■ **Text shown**:
□ □ □ □

1,6-Cis-manno-cyclosulfate, 4, and 1,6-trans-manno-cyclosulfate, 5, were synthesized from mannose-configured cis-diol and trans-diol, respectively (ESI, Scheme S1†). Though the final compounds 4 and 5 could be characterized, their storage for a week at room temperature led to compound degradation probably by intramolecular attack of the 2-OH pseudoanomeric position and opening of the cyclic sulfates. The synthesis of the potentially more stable cyclosulfamidate 6 started with the addition of sodium azide to tetra-O-benzyl-cyclophellitol 7 which resulted in a mixture of diastereomers 8 and 9. Azide 9 was subsequently reduced using PtO₂ to obtain amine 10. Cbz-protection of the amine gave intermediate 11 which was treated with SOCl₂ followed by RuCl₃/NaIO₄-mediated oxidation of the formed sulfites, resulting in the formation of fully protected trans-sulfamidate 12. Trans-sulfamidate 12 was then exposed to hydrogenation conditions to obtain cyclosulfamidate 6 which proved to be chemically stable (Scheme 1).

Scheme 1 Synthesis of 1,6-trans-manno-cyclosulfamidate 6. Reagents and conditions: (a) NaN₃, LiClO₄, DMF, 100 °C, 14% (8) and 58% (9); (b) PtO₂, H₂, THF, rt, 86%; (c) benzyl chloroformate, K₂CO₃, dioxane, H₂O, rt, 74%; (c) (i) SOCl₂, Et₃N, imidazole, DCM, 0 °C; (ii) RuCl₃·H₂O, NaIO₄, ACN, EtOAc, H₂O, 46%; (d) Pd/C, H₂, MeOH, 75%.

To our surprise, no significant inhibition of the GH47 model enzyme (whose active centre is identical to the human enzymes) from Caulobacter K31 strain was observed even at high inhibitor concentrations; 82% of α-1,2-mannobiose was hydrolysed by the WT GH47 mannosidase to mannose after the addition of 1 mM 6 (Fig. S4†) (in contrast to kifunensine (K_D of 39 nM),¹⁵ mannoimidazole (K_D of 47 nM),¹⁹ and DMJ (K_D of 481 nM)²¹). Accordingly, crystal soaks revealed no binding. Simple overlay of 6 over published complexes of the Caulobacter GH47 enzyme revealed a likely steric clash between one of the oxygen atoms of the sulfamidate group of 6 with the Cδ2 atom of the leucine side chain L310 in the active centre of the enzyme (Fig. S5†).

□ □ □ □

■ **Assigned task**:
Decide whether each statement below agrees with the cyclosulfamidate synthesis text. Answer yes or no for each, quoting the deciding words of the text. 1. Compounds 4 and 5 stayed intact after a week of storage at room temperature. 2. Azide 9 was reduced with PtO₂ to give amine 10. 3. Crystal soaks showed compound 6 binding to the GH47 enzyme.

□ □ □ □

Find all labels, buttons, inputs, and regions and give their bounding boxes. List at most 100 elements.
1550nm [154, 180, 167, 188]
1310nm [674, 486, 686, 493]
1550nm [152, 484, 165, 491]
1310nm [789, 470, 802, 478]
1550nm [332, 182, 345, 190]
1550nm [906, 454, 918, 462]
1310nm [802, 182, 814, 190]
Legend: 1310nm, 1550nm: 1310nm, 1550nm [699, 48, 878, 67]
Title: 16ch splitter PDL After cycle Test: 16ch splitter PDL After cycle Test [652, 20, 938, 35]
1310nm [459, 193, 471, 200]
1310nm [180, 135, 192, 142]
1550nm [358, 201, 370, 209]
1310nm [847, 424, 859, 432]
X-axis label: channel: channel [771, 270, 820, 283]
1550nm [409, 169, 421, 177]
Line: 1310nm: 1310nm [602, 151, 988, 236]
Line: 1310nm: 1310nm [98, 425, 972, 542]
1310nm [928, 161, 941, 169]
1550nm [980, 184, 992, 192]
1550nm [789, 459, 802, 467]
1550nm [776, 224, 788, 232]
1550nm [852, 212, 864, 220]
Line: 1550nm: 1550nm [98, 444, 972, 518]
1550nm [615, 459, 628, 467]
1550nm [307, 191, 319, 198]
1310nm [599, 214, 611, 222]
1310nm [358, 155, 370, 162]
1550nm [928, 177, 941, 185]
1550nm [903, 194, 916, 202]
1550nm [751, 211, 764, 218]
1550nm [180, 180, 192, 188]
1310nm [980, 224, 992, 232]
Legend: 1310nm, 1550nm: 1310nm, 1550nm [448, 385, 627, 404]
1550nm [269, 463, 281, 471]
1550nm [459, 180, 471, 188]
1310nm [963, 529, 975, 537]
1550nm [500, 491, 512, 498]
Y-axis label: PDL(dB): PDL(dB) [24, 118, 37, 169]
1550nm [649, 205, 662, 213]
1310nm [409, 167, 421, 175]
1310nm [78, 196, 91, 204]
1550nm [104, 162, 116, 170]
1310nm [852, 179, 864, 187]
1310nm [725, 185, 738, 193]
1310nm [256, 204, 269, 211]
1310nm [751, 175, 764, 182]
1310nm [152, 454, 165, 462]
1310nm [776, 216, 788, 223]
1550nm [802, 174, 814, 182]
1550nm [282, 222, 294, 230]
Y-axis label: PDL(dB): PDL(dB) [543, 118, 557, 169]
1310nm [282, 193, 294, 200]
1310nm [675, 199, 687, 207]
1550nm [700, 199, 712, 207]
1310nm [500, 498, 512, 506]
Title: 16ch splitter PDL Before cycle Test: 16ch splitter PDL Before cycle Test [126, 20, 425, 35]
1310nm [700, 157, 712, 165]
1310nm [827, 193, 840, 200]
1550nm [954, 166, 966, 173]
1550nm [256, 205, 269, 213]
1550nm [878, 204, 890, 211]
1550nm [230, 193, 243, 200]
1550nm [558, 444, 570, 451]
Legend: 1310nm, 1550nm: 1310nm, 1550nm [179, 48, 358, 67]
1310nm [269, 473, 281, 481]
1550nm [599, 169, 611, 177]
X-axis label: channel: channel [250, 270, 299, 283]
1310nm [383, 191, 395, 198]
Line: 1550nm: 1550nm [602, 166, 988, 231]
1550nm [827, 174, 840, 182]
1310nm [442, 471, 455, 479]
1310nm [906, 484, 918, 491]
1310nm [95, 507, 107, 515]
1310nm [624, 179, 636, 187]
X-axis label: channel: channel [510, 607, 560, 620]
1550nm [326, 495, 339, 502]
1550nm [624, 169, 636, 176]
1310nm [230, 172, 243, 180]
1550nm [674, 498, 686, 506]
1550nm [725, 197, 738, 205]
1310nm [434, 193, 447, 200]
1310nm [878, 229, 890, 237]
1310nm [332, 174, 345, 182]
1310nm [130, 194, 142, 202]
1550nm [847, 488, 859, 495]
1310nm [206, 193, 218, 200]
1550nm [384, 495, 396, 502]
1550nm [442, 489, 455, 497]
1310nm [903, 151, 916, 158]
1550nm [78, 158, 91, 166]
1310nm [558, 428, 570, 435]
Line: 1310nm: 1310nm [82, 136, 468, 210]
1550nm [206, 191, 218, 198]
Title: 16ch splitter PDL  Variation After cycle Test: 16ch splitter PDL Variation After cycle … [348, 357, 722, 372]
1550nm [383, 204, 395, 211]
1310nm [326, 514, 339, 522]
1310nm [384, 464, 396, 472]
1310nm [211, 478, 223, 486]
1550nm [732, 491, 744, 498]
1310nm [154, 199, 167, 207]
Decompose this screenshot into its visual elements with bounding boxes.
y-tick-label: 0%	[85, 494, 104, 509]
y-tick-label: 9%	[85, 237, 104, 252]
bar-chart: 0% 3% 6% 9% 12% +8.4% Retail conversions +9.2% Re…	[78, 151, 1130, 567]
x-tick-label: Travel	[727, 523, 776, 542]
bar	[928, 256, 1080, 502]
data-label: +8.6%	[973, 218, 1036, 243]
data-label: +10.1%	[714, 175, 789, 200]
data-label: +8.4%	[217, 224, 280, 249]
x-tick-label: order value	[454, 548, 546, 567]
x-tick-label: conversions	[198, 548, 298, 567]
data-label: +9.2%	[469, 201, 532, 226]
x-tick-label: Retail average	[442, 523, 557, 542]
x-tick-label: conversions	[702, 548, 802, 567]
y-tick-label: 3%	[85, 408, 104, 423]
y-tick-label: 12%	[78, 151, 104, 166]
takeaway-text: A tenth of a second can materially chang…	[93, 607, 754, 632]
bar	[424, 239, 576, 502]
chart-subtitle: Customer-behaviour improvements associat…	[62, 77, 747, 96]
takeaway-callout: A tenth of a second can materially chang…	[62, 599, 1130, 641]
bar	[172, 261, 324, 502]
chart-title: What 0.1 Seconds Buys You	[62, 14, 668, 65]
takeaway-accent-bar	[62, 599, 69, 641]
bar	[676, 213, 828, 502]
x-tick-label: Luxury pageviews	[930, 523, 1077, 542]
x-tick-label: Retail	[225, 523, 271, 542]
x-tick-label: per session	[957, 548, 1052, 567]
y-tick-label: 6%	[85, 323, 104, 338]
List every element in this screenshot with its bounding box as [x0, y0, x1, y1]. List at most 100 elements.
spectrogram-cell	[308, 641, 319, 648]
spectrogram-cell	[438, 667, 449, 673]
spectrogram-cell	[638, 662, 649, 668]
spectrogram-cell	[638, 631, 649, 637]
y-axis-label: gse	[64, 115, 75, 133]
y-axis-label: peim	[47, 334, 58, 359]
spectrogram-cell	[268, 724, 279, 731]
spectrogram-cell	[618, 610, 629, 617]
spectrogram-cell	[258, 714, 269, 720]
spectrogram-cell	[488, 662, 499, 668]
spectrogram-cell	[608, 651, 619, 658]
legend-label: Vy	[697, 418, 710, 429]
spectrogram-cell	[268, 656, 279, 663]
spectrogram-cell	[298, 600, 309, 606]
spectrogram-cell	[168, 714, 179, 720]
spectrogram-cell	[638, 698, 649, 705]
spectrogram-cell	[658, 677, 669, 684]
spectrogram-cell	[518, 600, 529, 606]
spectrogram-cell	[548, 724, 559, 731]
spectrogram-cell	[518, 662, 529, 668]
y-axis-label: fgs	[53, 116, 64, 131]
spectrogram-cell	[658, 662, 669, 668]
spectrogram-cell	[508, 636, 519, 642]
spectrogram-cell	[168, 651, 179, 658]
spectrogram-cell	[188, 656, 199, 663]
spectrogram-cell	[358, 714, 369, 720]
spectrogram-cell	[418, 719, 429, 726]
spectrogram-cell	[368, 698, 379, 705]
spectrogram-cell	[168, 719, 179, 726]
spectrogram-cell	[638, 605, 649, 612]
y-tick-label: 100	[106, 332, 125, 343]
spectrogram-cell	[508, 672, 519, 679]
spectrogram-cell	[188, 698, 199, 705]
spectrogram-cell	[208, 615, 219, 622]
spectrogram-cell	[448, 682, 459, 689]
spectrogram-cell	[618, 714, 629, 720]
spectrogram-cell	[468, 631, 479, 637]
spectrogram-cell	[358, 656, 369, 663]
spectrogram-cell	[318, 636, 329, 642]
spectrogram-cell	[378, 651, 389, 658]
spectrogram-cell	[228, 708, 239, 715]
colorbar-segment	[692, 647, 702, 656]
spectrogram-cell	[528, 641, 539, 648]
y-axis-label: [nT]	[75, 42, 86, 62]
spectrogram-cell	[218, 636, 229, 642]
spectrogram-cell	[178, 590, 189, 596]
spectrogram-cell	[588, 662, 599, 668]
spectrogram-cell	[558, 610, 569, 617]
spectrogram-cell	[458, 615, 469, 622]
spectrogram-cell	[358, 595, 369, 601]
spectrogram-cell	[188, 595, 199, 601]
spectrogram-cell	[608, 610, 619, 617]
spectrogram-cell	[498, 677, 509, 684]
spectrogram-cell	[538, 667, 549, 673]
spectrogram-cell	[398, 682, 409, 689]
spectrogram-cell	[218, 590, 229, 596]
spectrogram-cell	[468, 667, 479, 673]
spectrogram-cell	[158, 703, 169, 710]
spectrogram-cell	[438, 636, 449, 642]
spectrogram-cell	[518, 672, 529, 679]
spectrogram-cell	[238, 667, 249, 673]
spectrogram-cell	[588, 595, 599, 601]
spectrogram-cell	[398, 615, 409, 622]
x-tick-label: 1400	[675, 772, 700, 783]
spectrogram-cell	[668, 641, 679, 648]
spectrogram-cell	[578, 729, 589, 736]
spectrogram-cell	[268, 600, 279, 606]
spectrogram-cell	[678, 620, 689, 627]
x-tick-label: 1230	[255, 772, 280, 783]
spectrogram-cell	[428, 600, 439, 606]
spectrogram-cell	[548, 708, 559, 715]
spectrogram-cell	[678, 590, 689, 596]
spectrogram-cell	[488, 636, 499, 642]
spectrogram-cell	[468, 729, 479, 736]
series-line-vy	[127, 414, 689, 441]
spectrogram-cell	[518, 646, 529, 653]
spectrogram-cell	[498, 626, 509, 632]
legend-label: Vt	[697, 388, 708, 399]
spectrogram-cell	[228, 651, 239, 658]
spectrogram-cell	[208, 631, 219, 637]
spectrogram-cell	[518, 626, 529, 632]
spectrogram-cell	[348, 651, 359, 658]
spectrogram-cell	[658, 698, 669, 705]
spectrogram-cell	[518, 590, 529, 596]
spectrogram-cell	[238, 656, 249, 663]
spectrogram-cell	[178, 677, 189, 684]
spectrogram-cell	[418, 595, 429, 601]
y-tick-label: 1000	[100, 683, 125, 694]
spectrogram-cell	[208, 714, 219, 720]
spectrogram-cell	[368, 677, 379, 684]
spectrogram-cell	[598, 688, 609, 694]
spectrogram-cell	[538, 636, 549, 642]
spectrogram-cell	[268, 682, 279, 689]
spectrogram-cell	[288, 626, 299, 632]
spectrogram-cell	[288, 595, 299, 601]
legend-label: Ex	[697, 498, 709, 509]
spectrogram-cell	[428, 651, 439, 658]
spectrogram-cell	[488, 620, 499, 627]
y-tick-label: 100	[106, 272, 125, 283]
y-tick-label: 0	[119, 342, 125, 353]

□ □ □ □

■ **Finished task**:
1. No: "their storage for a week at room temperature led to compound degradation"
2. Yes: "Azide 9 was subsequently reduced using PtO₂ to obtain amine 10."
3. No: "Accordingly, crystal soaks revealed no binding."